* [Rows from a figure dataset]:
————
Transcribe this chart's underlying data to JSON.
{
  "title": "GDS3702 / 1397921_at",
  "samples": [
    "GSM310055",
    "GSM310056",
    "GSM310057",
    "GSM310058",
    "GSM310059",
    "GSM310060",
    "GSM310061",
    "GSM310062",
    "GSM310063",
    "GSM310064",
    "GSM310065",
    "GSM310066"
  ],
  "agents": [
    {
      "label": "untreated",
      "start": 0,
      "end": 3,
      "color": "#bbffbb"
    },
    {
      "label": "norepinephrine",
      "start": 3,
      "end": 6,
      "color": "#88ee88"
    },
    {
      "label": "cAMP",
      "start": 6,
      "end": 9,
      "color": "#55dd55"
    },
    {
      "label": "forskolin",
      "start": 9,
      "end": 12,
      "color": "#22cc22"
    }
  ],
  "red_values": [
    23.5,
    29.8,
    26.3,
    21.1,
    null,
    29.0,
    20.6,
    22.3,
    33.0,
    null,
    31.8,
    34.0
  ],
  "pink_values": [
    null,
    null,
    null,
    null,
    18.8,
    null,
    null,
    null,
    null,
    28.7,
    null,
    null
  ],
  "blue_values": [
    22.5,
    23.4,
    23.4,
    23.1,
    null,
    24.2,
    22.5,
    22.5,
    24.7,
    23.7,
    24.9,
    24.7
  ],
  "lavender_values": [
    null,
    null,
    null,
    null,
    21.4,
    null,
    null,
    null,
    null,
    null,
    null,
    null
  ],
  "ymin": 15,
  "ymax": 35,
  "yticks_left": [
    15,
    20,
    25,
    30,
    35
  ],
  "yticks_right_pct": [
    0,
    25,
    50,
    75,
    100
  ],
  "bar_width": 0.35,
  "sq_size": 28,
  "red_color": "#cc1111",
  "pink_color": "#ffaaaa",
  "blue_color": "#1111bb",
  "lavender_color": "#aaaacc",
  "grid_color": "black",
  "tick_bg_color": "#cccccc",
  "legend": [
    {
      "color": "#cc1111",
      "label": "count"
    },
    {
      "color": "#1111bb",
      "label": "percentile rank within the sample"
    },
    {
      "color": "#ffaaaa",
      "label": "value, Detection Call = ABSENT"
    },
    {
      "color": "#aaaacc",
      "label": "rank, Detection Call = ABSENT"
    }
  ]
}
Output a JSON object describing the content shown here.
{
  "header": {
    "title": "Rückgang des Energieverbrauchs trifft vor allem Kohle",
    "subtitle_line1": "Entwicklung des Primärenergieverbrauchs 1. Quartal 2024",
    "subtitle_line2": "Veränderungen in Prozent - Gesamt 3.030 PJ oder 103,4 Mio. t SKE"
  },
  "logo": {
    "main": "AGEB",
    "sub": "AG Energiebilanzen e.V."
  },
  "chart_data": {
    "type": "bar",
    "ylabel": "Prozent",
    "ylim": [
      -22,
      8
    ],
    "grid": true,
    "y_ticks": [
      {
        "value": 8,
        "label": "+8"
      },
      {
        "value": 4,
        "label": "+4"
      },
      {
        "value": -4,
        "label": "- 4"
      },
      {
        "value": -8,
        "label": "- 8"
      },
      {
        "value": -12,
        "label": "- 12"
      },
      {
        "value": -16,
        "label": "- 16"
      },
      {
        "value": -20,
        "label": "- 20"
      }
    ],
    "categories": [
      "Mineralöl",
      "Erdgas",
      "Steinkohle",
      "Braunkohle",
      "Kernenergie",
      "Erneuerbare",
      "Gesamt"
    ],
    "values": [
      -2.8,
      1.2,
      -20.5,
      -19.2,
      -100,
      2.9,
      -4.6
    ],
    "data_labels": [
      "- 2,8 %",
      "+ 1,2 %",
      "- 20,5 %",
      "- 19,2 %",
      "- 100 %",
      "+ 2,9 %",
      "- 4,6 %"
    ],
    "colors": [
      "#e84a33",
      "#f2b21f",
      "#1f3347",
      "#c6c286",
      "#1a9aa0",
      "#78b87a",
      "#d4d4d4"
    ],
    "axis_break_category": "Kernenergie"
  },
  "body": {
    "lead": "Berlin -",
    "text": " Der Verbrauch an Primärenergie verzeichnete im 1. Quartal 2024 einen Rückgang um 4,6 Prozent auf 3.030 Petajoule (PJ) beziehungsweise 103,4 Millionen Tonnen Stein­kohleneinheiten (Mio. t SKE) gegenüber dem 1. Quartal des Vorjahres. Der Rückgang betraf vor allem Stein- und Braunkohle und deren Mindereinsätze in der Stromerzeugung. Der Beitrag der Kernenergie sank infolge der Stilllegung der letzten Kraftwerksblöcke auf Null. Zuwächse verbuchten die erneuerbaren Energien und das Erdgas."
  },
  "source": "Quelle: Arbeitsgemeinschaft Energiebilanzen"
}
————
* [THE REQUEST]:
Compute how many lines include the string "aaaacc", then give that number by itself.

* [ANSWER TO THIS EXERCISE]:
2